**The exercise:** Edit these lines so that "cell-sleeves" becomes "cell-sleeve-length", with everything else left as it is. Start at the first line, stop after the line that has "cell-bust: 40 to 42 xyxy=(122,514,348,579)", and give back only that stretch.

[Element and box listings]
- - -
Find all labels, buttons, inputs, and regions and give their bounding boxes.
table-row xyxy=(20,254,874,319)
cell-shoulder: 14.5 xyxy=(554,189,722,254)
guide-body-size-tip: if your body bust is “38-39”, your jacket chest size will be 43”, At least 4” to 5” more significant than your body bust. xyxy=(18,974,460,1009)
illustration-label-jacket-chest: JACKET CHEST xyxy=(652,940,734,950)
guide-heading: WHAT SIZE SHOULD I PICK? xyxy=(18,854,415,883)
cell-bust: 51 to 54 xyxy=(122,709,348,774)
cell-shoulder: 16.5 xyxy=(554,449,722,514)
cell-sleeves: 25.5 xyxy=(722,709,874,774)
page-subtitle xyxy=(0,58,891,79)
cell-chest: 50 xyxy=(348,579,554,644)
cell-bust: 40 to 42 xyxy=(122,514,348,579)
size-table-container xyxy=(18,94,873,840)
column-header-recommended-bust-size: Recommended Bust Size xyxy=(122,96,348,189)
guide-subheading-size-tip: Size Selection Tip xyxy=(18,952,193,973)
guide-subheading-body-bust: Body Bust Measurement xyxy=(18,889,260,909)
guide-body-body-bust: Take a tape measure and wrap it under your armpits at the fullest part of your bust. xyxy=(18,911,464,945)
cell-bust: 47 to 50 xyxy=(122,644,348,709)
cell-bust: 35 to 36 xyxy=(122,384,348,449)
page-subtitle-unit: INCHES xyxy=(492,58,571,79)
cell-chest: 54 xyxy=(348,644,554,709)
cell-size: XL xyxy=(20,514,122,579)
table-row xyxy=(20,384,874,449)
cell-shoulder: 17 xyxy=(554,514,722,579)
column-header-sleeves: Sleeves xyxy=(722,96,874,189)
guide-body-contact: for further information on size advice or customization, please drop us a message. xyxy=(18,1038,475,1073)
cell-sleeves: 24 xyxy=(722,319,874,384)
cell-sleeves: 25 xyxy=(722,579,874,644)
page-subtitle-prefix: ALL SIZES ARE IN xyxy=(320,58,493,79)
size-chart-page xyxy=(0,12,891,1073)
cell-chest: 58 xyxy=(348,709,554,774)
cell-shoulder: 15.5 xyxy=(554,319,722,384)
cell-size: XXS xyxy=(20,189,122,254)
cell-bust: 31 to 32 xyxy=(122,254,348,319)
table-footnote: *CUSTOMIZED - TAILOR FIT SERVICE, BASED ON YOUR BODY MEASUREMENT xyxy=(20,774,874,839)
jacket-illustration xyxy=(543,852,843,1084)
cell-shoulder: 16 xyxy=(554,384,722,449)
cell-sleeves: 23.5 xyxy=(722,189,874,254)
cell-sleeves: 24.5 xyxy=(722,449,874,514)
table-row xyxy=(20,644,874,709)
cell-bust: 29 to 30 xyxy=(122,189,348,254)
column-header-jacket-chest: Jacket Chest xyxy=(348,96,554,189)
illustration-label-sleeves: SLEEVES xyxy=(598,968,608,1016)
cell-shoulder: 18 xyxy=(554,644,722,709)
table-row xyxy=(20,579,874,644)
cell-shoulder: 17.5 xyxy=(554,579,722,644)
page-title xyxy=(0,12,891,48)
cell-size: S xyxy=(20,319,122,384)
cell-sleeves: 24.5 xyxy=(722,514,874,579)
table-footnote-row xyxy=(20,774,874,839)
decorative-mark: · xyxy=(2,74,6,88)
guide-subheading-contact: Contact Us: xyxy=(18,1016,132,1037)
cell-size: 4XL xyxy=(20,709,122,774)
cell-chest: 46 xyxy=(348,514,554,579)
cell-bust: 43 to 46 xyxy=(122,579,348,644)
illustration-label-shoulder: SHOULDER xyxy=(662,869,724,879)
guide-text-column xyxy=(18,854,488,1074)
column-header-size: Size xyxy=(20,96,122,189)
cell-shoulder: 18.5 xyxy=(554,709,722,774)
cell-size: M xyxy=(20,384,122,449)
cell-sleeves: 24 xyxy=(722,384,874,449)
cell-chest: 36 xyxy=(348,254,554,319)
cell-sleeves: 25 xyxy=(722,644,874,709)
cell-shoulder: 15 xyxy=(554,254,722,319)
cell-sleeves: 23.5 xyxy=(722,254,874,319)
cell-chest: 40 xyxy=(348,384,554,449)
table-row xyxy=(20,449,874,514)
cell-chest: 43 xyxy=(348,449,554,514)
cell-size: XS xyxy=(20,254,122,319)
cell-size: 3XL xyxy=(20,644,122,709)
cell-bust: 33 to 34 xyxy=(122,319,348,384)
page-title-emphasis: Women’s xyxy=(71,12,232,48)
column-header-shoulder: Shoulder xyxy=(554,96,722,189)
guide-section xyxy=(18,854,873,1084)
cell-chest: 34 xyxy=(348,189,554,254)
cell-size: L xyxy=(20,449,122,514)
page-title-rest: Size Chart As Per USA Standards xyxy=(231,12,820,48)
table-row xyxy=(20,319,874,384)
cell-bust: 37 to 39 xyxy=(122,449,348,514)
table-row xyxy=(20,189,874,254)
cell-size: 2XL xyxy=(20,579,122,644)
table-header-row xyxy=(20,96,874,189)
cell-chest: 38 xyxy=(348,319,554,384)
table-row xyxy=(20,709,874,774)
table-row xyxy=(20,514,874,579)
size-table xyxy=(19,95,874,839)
- - -
**Complete output:**
Find all labels, buttons, inputs, and regions and give their bounding boxes.
table-row xyxy=(20,254,874,319)
cell-shoulder: 14.5 xyxy=(554,189,722,254)
guide-body-size-tip: if your body bust is “38-39”, your jacket chest size will be 43”, At least 4” to 5” more significant than your body bust. xyxy=(18,974,460,1009)
illustration-label-jacket-chest: JACKET CHEST xyxy=(652,940,734,950)
guide-heading: WHAT SIZE SHOULD I PICK? xyxy=(18,854,415,883)
cell-bust: 51 to 54 xyxy=(122,709,348,774)
cell-shoulder: 16.5 xyxy=(554,449,722,514)
cell-sleeve-length: 25.5 xyxy=(722,709,874,774)
page-subtitle xyxy=(0,58,891,79)
cell-chest: 50 xyxy=(348,579,554,644)
cell-bust: 40 to 42 xyxy=(122,514,348,579)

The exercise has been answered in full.